==== Extracted entries ====

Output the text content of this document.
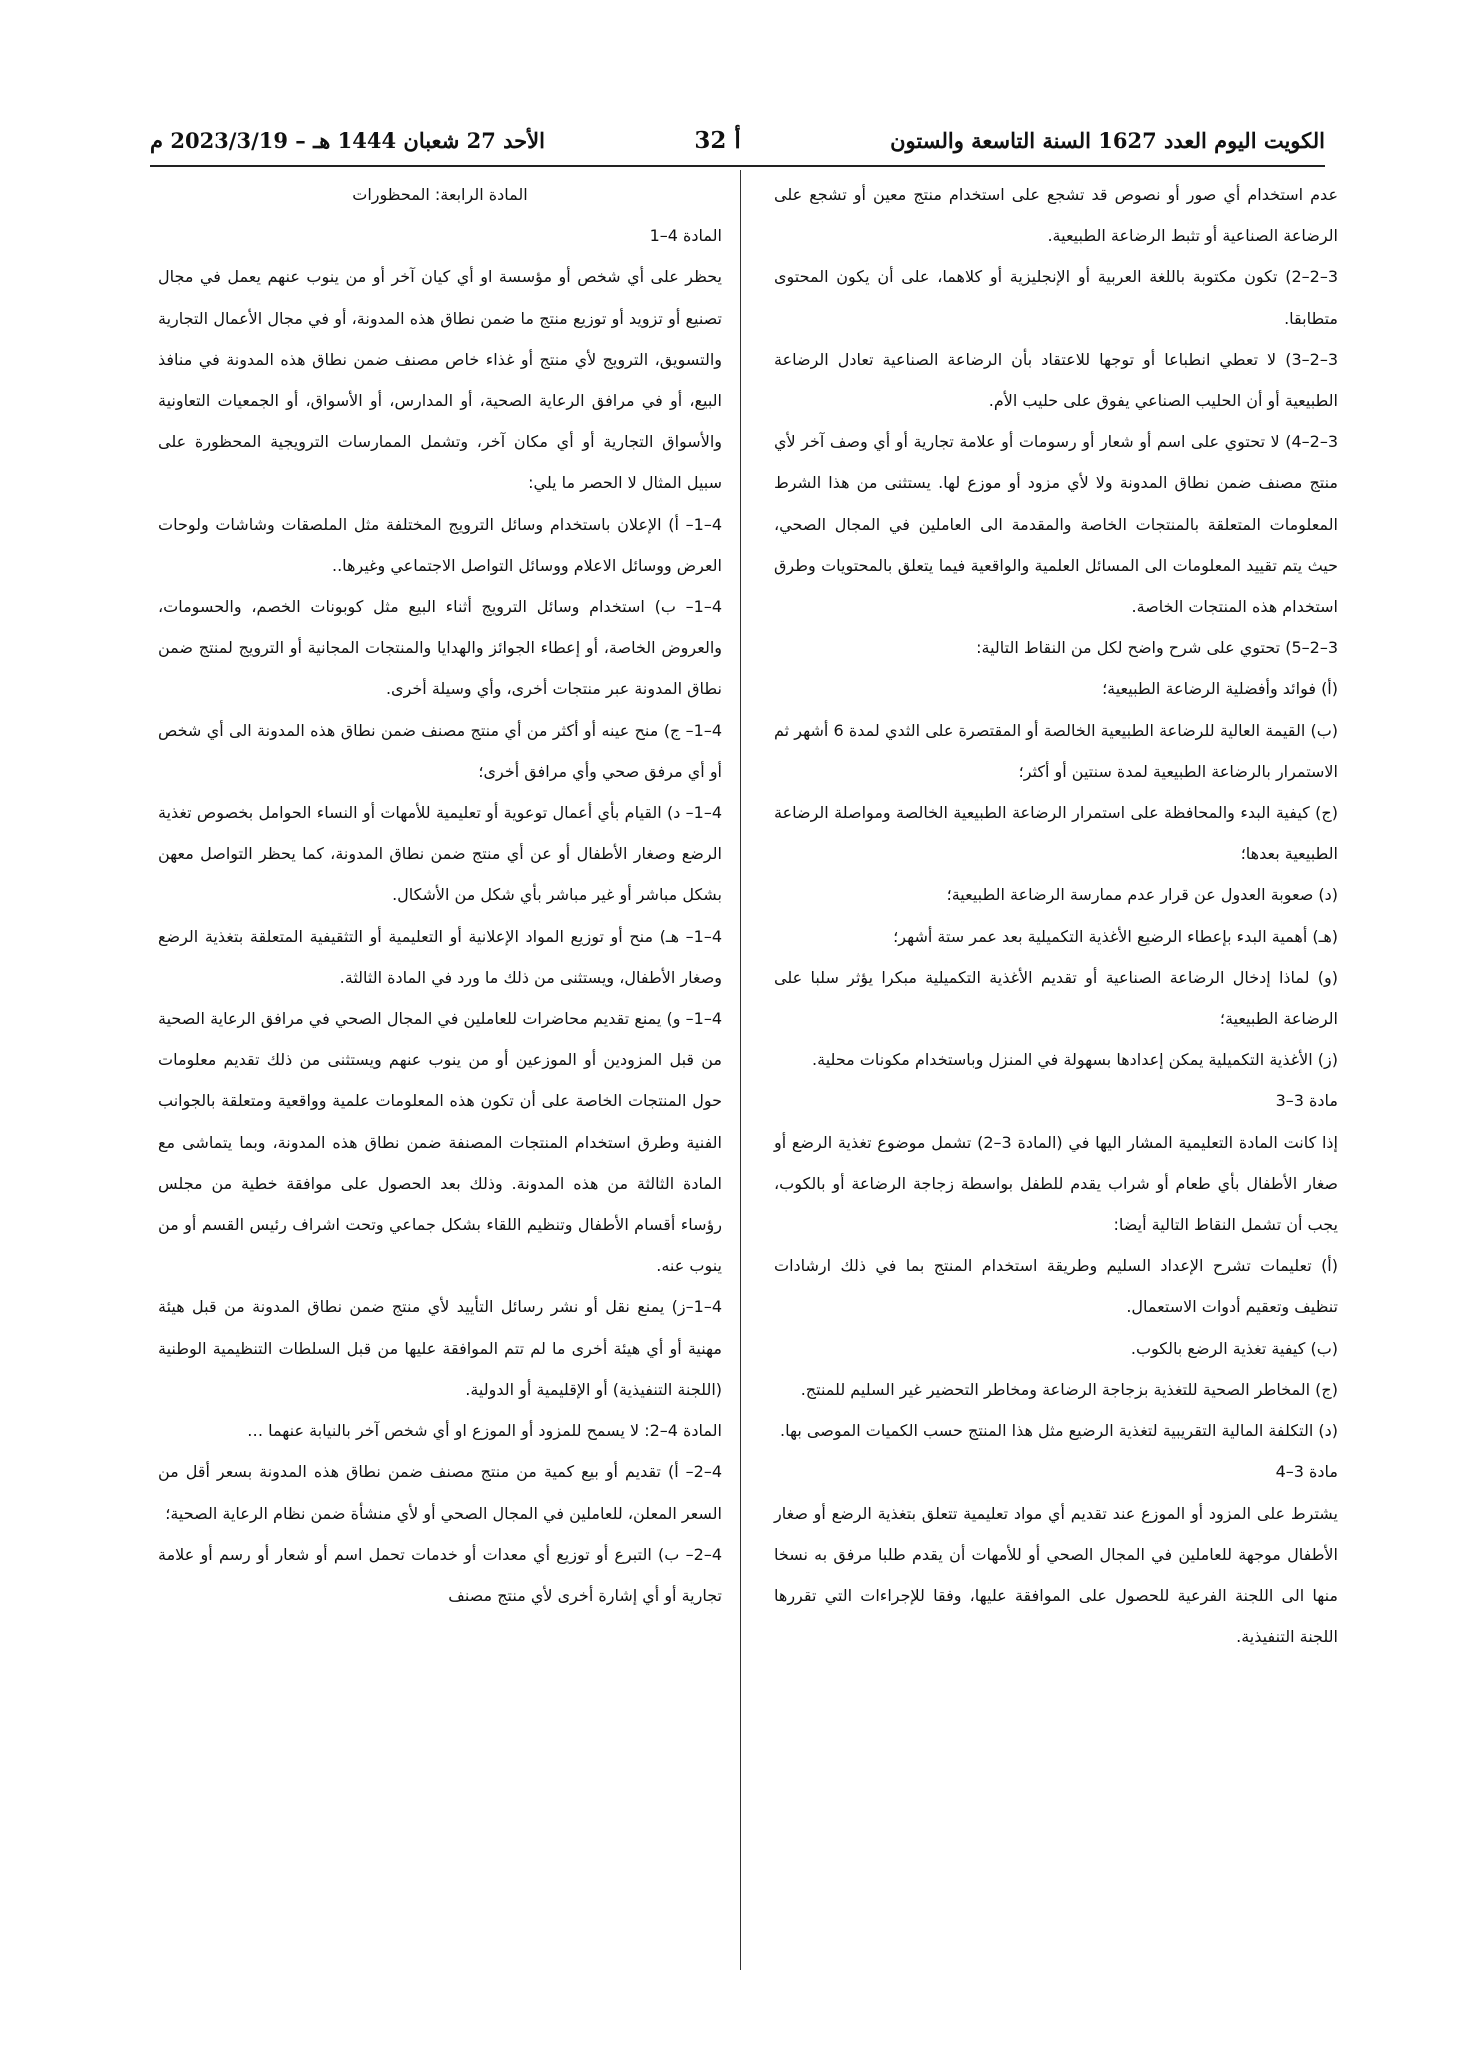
الكويت اليوم العدد 1627 السنة التاسعة والستون
أ 32
الأحد 27 شعبان 1444 هـ – 2023/3/19 م

عدم استخدام أي صور أو نصوص قد تشجع على استخدام منتج معين أو تشجع على الرضاعة الصناعية أو تثبط الرضاعة الطبيعية.

3–2–2) تكون مكتوبة باللغة العربية أو الإنجليزية أو كلاهما، على أن يكون المحتوى متطابقا.

3–2–3) لا تعطي انطباعا أو توجها للاعتقاد بأن الرضاعة الصناعية تعادل الرضاعة الطبيعية أو أن الحليب الصناعي يفوق على حليب الأم.

3–2–4) لا تحتوي على اسم أو شعار أو رسومات أو علامة تجارية أو أي وصف آخر لأي منتج مصنف ضمن نطاق المدونة ولا لأي مزود أو موزع لها. يستثنى من هذا الشرط المعلومات المتعلقة بالمنتجات الخاصة والمقدمة الى العاملين في المجال الصحي، حيث يتم تقييد المعلومات الى المسائل العلمية والواقعية فيما يتعلق بالمحتويات وطرق استخدام هذه المنتجات الخاصة.

3–2–5) تحتوي على شرح واضح لكل من النقاط التالية:

(أ) فوائد وأفضلية الرضاعة الطبيعية؛

(ب) القيمة العالية للرضاعة الطبيعية الخالصة أو المقتصرة على الثدي لمدة 6 أشهر ثم الاستمرار بالرضاعة الطبيعية لمدة سنتين أو أكثر؛

(ج) كيفية البدء والمحافظة على استمرار الرضاعة الطبيعية الخالصة ومواصلة الرضاعة الطبيعية بعدها؛

(د) صعوبة العدول عن قرار عدم ممارسة الرضاعة الطبيعية؛

(هـ) أهمية البدء بإعطاء الرضيع الأغذية التكميلية بعد عمر ستة أشهر؛

(و) لماذا إدخال الرضاعة الصناعية أو تقديم الأغذية التكميلية مبكرا يؤثر سلبا على الرضاعة الطبيعية؛

(ز) الأغذية التكميلية يمكن إعدادها بسهولة في المنزل وباستخدام مكونات محلية.

مادة 3–3

إذا كانت المادة التعليمية المشار اليها في (المادة 3–2) تشمل موضوع تغذية الرضع أو صغار الأطفال بأي طعام أو شراب يقدم للطفل بواسطة زجاجة الرضاعة أو بالكوب، يجب أن تشمل النقاط التالية أيضا:

(أ) تعليمات تشرح الإعداد السليم وطريقة استخدام المنتج بما في ذلك ارشادات تنظيف وتعقيم أدوات الاستعمال.

(ب) كيفية تغذية الرضع بالكوب.

(ج) المخاطر الصحية للتغذية بزجاجة الرضاعة ومخاطر التحضير غير السليم للمنتج.

(د) التكلفة المالية التقريبية لتغذية الرضيع مثل هذا المنتج حسب الكميات الموصى بها.

مادة 3–4

يشترط على المزود أو الموزع عند تقديم أي مواد تعليمية تتعلق بتغذية الرضع أو صغار الأطفال موجهة للعاملين في المجال الصحي أو للأمهات أن يقدم طلبا مرفق به نسخا منها الى اللجنة الفرعية للحصول على الموافقة عليها، وفقا للإجراءات التي تقررها اللجنة التنفيذية.

المادة الرابعة: المحظورات

المادة 4–1

يحظر على أي شخص أو مؤسسة او أي كيان آخر أو من ينوب عنهم يعمل في مجال تصنيع أو تزويد أو توزيع منتج ما ضمن نطاق هذه المدونة، أو في مجال الأعمال التجارية والتسويق، الترويج لأي منتج أو غذاء خاص مصنف ضمن نطاق هذه المدونة في منافذ البيع، أو في مرافق الرعاية الصحية، أو المدارس، أو الأسواق، أو الجمعيات التعاونية والأسواق التجارية أو أي مكان آخر، وتشمل الممارسات الترويجية المحظورة على سبيل المثال لا الحصر ما يلي:

4–1– أ) الإعلان باستخدام وسائل الترويج المختلفة مثل الملصقات وشاشات ولوحات العرض ووسائل الاعلام ووسائل التواصل الاجتماعي وغيرها..

4–1– ب) استخدام وسائل الترويج أثناء البيع مثل كوبونات الخصم، والحسومات، والعروض الخاصة، أو إعطاء الجوائز والهدايا والمنتجات المجانية أو الترويج لمنتج ضمن نطاق المدونة عبر منتجات أخرى، وأي وسيلة أخرى.

4–1– ج) منح عينه أو أكثر من أي منتج مصنف ضمن نطاق هذه المدونة الى أي شخص أو أي مرفق صحي وأي مرافق أخرى؛

4–1– د) القيام بأي أعمال توعوية أو تعليمية للأمهات أو النساء الحوامل بخصوص تغذية الرضع وصغار الأطفال أو عن أي منتج ضمن نطاق المدونة، كما يحظر التواصل معهن بشكل مباشر أو غير مباشر بأي شكل من الأشكال.

4–1– هـ) منح أو توزيع المواد الإعلانية أو التعليمية أو التثقيفية المتعلقة بتغذية الرضع وصغار الأطفال، ويستثنى من ذلك ما ورد في المادة الثالثة.

4–1– و) يمنع تقديم محاضرات للعاملين في المجال الصحي في مرافق الرعاية الصحية من قبل المزودين أو الموزعين أو من ينوب عنهم ويستثنى من ذلك تقديم معلومات حول المنتجات الخاصة على أن تكون هذه المعلومات علمية وواقعية ومتعلقة بالجوانب الفنية وطرق استخدام المنتجات المصنفة ضمن نطاق هذه المدونة، وبما يتماشى مع المادة الثالثة من هذه المدونة. وذلك بعد الحصول على موافقة خطية من مجلس رؤساء أقسام الأطفال وتنظيم اللقاء بشكل جماعي وتحت اشراف رئيس القسم أو من ينوب عنه.

4–1–ز) يمنع نقل أو نشر رسائل التأييد لأي منتج ضمن نطاق المدونة من قبل هيئة مهنية أو أي هيئة أخرى ما لم تتم الموافقة عليها من قبل السلطات التنظيمية الوطنية (اللجنة التنفيذية) أو الإقليمية أو الدولية.

المادة 4–2: لا يسمح للمزود أو الموزع او أي شخص آخر بالنيابة عنهما …

4–2– أ) تقديم أو بيع كمية من منتج مصنف ضمن نطاق هذه المدونة بسعر أقل من السعر المعلن، للعاملين في المجال الصحي أو لأي منشأة ضمن نظام الرعاية الصحية؛

4–2– ب) التبرع أو توزيع أي معدات أو خدمات تحمل اسم أو شعار أو رسم أو علامة تجارية أو أي إشارة أخرى لأي منتج مصنف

====

What you should do:
Quote the entries above word for word. Leave the images out.

Exercise solution:
Output the text content of this document.
الكويت اليوم العدد 1627 السنة التاسعة والستون
أ 32
الأحد 27 شعبان 1444 هـ – 2023/3/19 م

عدم استخدام أي صور أو نصوص قد تشجع على استخدام منتج معين أو تشجع على الرضاعة الصناعية أو تثبط الرضاعة الطبيعية.

3–2–2) تكون مكتوبة باللغة العربية أو الإنجليزية أو كلاهما، على أن يكون المحتوى متطابقا.

3–2–3) لا تعطي انطباعا أو توجها للاعتقاد بأن الرضاعة الصناعية تعادل الرضاعة الطبيعية أو أن الحليب الصناعي يفوق على حليب الأم.

3–2–4) لا تحتوي على اسم أو شعار أو رسومات أو علامة تجارية أو أي وصف آخر لأي منتج مصنف ضمن نطاق المدونة ولا لأي مزود أو موزع لها. يستثنى من هذا الشرط المعلومات المتعلقة بالمنتجات الخاصة والمقدمة الى العاملين في المجال الصحي، حيث يتم تقييد المعلومات الى المسائل العلمية والواقعية فيما يتعلق بالمحتويات وطرق استخدام هذه المنتجات الخاصة.

3–2–5) تحتوي على شرح واضح لكل من النقاط التالية:

(أ) فوائد وأفضلية الرضاعة الطبيعية؛

(ب) القيمة العالية للرضاعة الطبيعية الخالصة أو المقتصرة على الثدي لمدة 6 أشهر ثم الاستمرار بالرضاعة الطبيعية لمدة سنتين أو أكثر؛

(ج) كيفية البدء والمحافظة على استمرار الرضاعة الطبيعية الخالصة ومواصلة الرضاعة الطبيعية بعدها؛

(د) صعوبة العدول عن قرار عدم ممارسة الرضاعة الطبيعية؛

(هـ) أهمية البدء بإعطاء الرضيع الأغذية التكميلية بعد عمر ستة أشهر؛

(و) لماذا إدخال الرضاعة الصناعية أو تقديم الأغذية التكميلية مبكرا يؤثر سلبا على الرضاعة الطبيعية؛

(ز) الأغذية التكميلية يمكن إعدادها بسهولة في المنزل وباستخدام مكونات محلية.

مادة 3–3

إذا كانت المادة التعليمية المشار اليها في (المادة 3–2) تشمل موضوع تغذية الرضع أو صغار الأطفال بأي طعام أو شراب يقدم للطفل بواسطة زجاجة الرضاعة أو بالكوب، يجب أن تشمل النقاط التالية أيضا:

(أ) تعليمات تشرح الإعداد السليم وطريقة استخدام المنتج بما في ذلك ارشادات تنظيف وتعقيم أدوات الاستعمال.

(ب) كيفية تغذية الرضع بالكوب.

(ج) المخاطر الصحية للتغذية بزجاجة الرضاعة ومخاطر التحضير غير السليم للمنتج.

(د) التكلفة المالية التقريبية لتغذية الرضيع مثل هذا المنتج حسب الكميات الموصى بها.

مادة 3–4

يشترط على المزود أو الموزع عند تقديم أي مواد تعليمية تتعلق بتغذية الرضع أو صغار الأطفال موجهة للعاملين في المجال الصحي أو للأمهات أن يقدم طلبا مرفق به نسخا منها الى اللجنة الفرعية للحصول على الموافقة عليها، وفقا للإجراءات التي تقررها اللجنة التنفيذية.

المادة الرابعة: المحظورات

المادة 4–1

يحظر على أي شخص أو مؤسسة او أي كيان آخر أو من ينوب عنهم يعمل في مجال تصنيع أو تزويد أو توزيع منتج ما ضمن نطاق هذه المدونة، أو في مجال الأعمال التجارية والتسويق، الترويج لأي منتج أو غذاء خاص مصنف ضمن نطاق هذه المدونة في منافذ البيع، أو في مرافق الرعاية الصحية، أو المدارس، أو الأسواق، أو الجمعيات التعاونية والأسواق التجارية أو أي مكان آخر، وتشمل الممارسات الترويجية المحظورة على سبيل المثال لا الحصر ما يلي:

4–1– أ) الإعلان باستخدام وسائل الترويج المختلفة مثل الملصقات وشاشات ولوحات العرض ووسائل الاعلام ووسائل التواصل الاجتماعي وغيرها..

4–1– ب) استخدام وسائل الترويج أثناء البيع مثل كوبونات الخصم، والحسومات، والعروض الخاصة، أو إعطاء الجوائز والهدايا والمنتجات المجانية أو الترويج لمنتج ضمن نطاق المدونة عبر منتجات أخرى، وأي وسيلة أخرى.

4–1– ج) منح عينه أو أكثر من أي منتج مصنف ضمن نطاق هذه المدونة الى أي شخص أو أي مرفق صحي وأي مرافق أخرى؛

4–1– د) القيام بأي أعمال توعوية أو تعليمية للأمهات أو النساء الحوامل بخصوص تغذية الرضع وصغار الأطفال أو عن أي منتج ضمن نطاق المدونة، كما يحظر التواصل معهن بشكل مباشر أو غير مباشر بأي شكل من الأشكال.

4–1– هـ) منح أو توزيع المواد الإعلانية أو التعليمية أو التثقيفية المتعلقة بتغذية الرضع وصغار الأطفال، ويستثنى من ذلك ما ورد في المادة الثالثة.

4–1– و) يمنع تقديم محاضرات للعاملين في المجال الصحي في مرافق الرعاية الصحية من قبل المزودين أو الموزعين أو من ينوب عنهم ويستثنى من ذلك تقديم معلومات حول المنتجات الخاصة على أن تكون هذه المعلومات علمية وواقعية ومتعلقة بالجوانب الفنية وطرق استخدام المنتجات المصنفة ضمن نطاق هذه المدونة، وبما يتماشى مع المادة الثالثة من هذه المدونة. وذلك بعد الحصول على موافقة خطية من مجلس رؤساء أقسام الأطفال وتنظيم اللقاء بشكل جماعي وتحت اشراف رئيس القسم أو من ينوب عنه.

4–1–ز) يمنع نقل أو نشر رسائل التأييد لأي منتج ضمن نطاق المدونة من قبل هيئة مهنية أو أي هيئة أخرى ما لم تتم الموافقة عليها من قبل السلطات التنظيمية الوطنية (اللجنة التنفيذية) أو الإقليمية أو الدولية.

المادة 4–2: لا يسمح للمزود أو الموزع او أي شخص آخر بالنيابة عنهما …

4–2– أ) تقديم أو بيع كمية من منتج مصنف ضمن نطاق هذه المدونة بسعر أقل من السعر المعلن، للعاملين في المجال الصحي أو لأي منشأة ضمن نظام الرعاية الصحية؛

4–2– ب) التبرع أو توزيع أي معدات أو خدمات تحمل اسم أو شعار أو رسم أو علامة تجارية أو أي إشارة أخرى لأي منتج مصنف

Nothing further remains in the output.